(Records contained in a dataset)
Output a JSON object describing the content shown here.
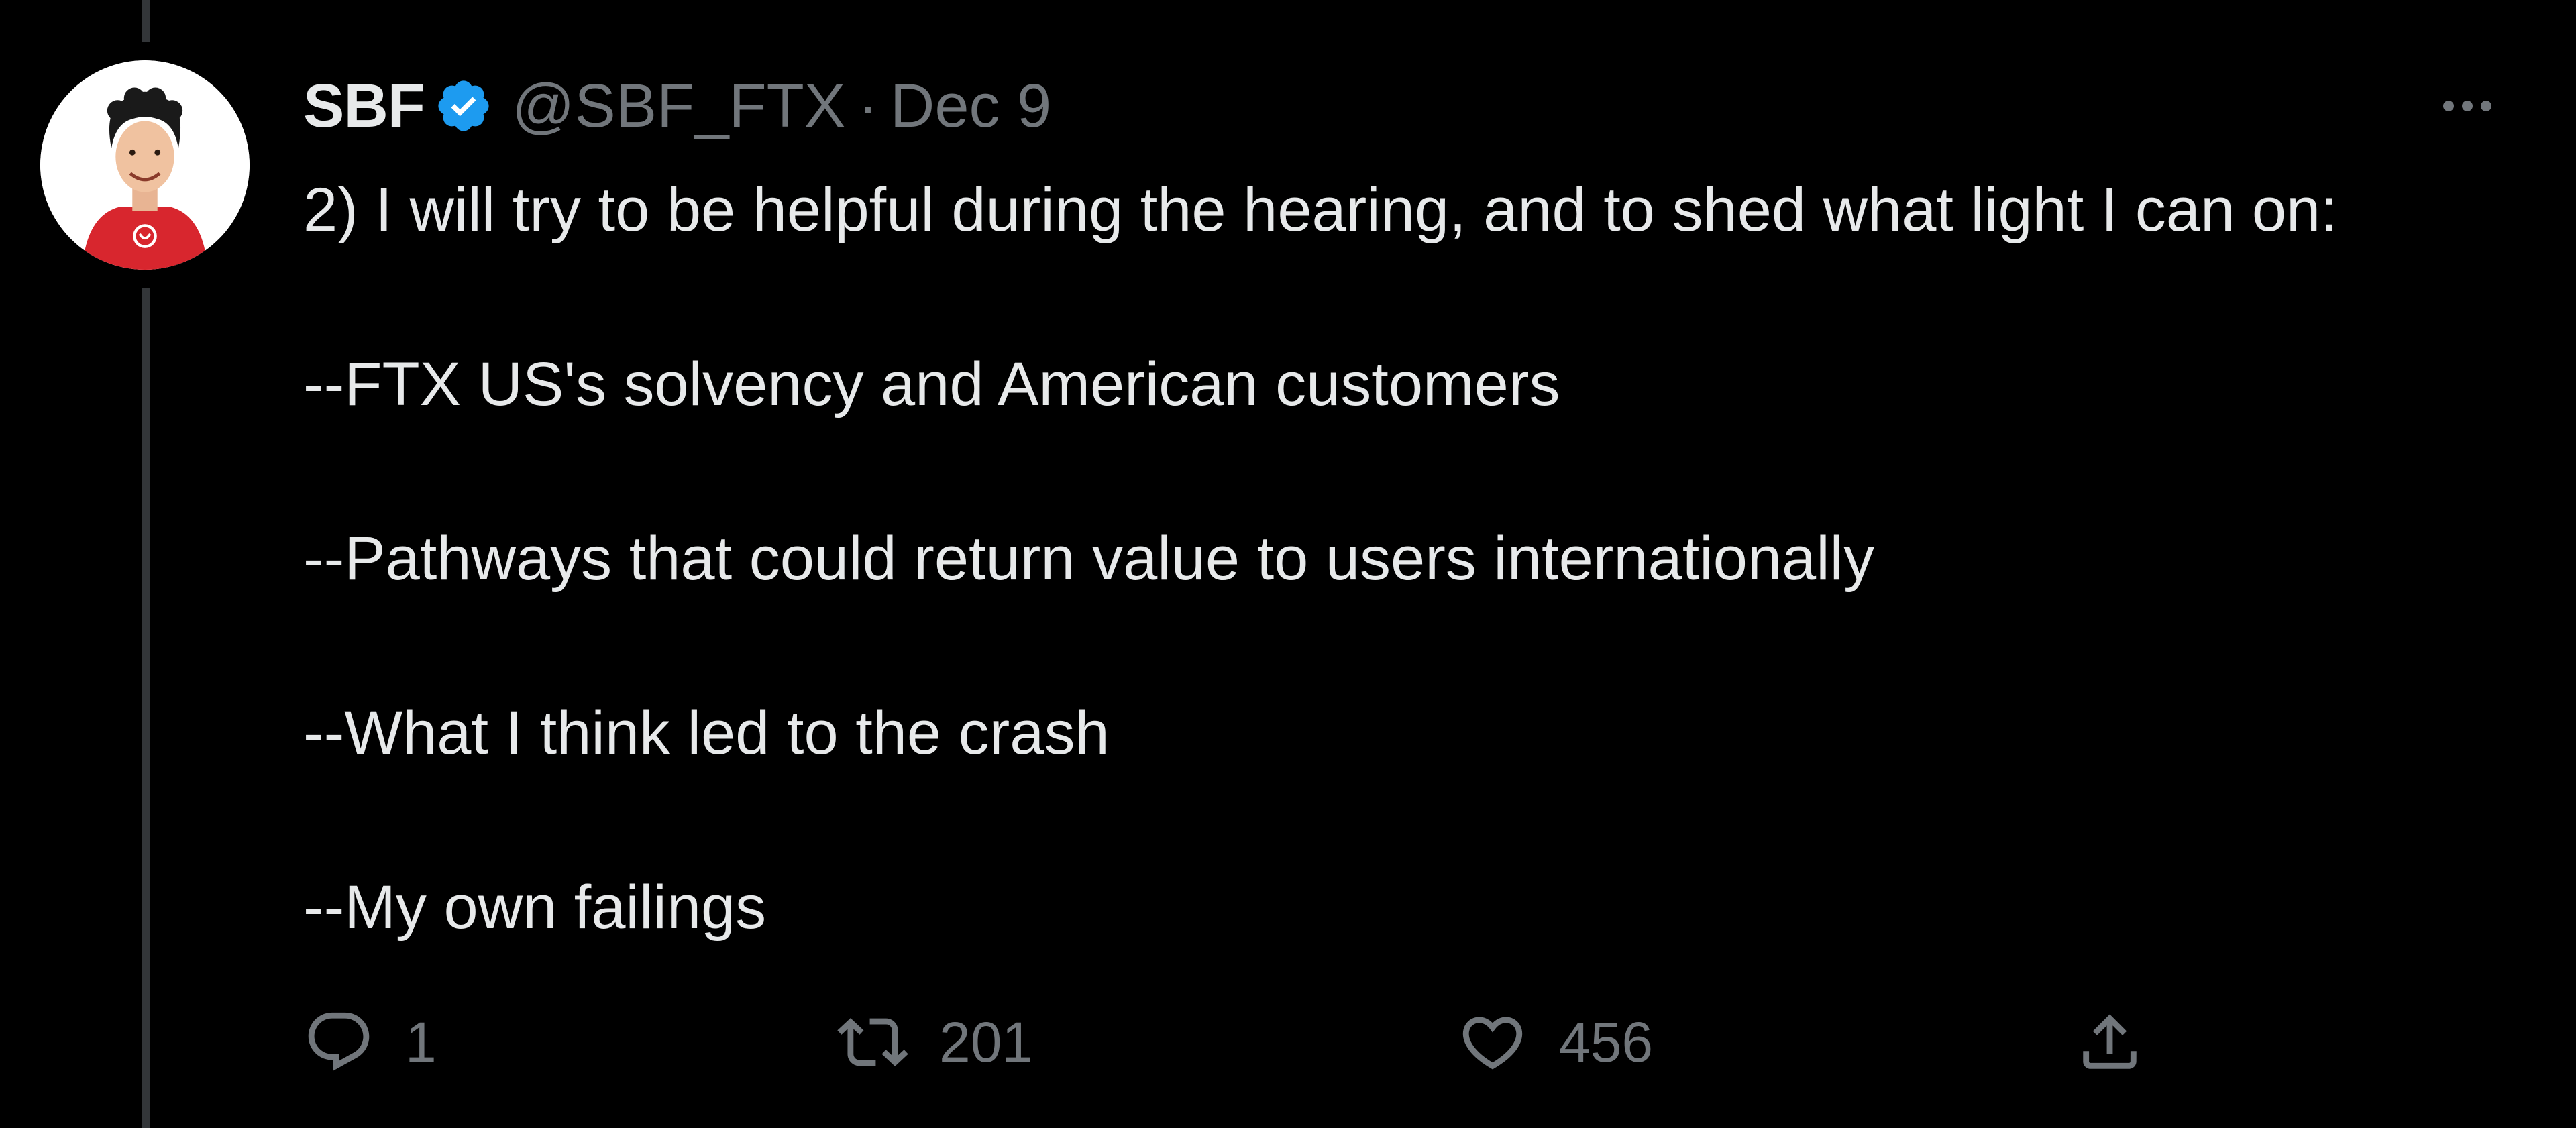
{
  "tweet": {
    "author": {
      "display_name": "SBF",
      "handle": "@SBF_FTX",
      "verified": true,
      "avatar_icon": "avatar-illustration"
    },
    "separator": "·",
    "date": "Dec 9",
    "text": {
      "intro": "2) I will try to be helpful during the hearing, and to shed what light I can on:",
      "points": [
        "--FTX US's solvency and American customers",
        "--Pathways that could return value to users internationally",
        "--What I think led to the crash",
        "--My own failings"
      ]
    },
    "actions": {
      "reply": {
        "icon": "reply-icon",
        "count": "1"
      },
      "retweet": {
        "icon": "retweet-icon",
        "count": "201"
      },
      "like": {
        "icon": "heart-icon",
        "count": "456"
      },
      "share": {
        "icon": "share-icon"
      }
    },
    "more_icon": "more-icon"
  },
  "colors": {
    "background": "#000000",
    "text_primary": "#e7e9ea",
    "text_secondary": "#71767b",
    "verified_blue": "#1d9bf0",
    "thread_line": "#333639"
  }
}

● Instructions to follow: Repeat the lines above exactly, and keep every picture out.

● Complete output:
Output a JSON object describing the content shown here.
{
  "tweet": {
    "author": {
      "display_name": "SBF",
      "handle": "@SBF_FTX",
      "verified": true,
      "avatar_icon": "avatar-illustration"
    },
    "separator": "·",
    "date": "Dec 9",
    "text": {
      "intro": "2) I will try to be helpful during the hearing, and to shed what light I can on:",
      "points": [
        "--FTX US's solvency and American customers",
        "--Pathways that could return value to users internationally",
        "--What I think led to the crash",
        "--My own failings"
      ]
    },
    "actions": {
      "reply": {
        "icon": "reply-icon",
        "count": "1"
      },
      "retweet": {
        "icon": "retweet-icon",
        "count": "201"
      },
      "like": {
        "icon": "heart-icon",
        "count": "456"
      },
      "share": {
        "icon": "share-icon"
      }
    },
    "more_icon": "more-icon"
  },
  "colors": {
    "background": "#000000",
    "text_primary": "#e7e9ea",
    "text_secondary": "#71767b",
    "verified_blue": "#1d9bf0",
    "thread_line": "#333639"
  }
}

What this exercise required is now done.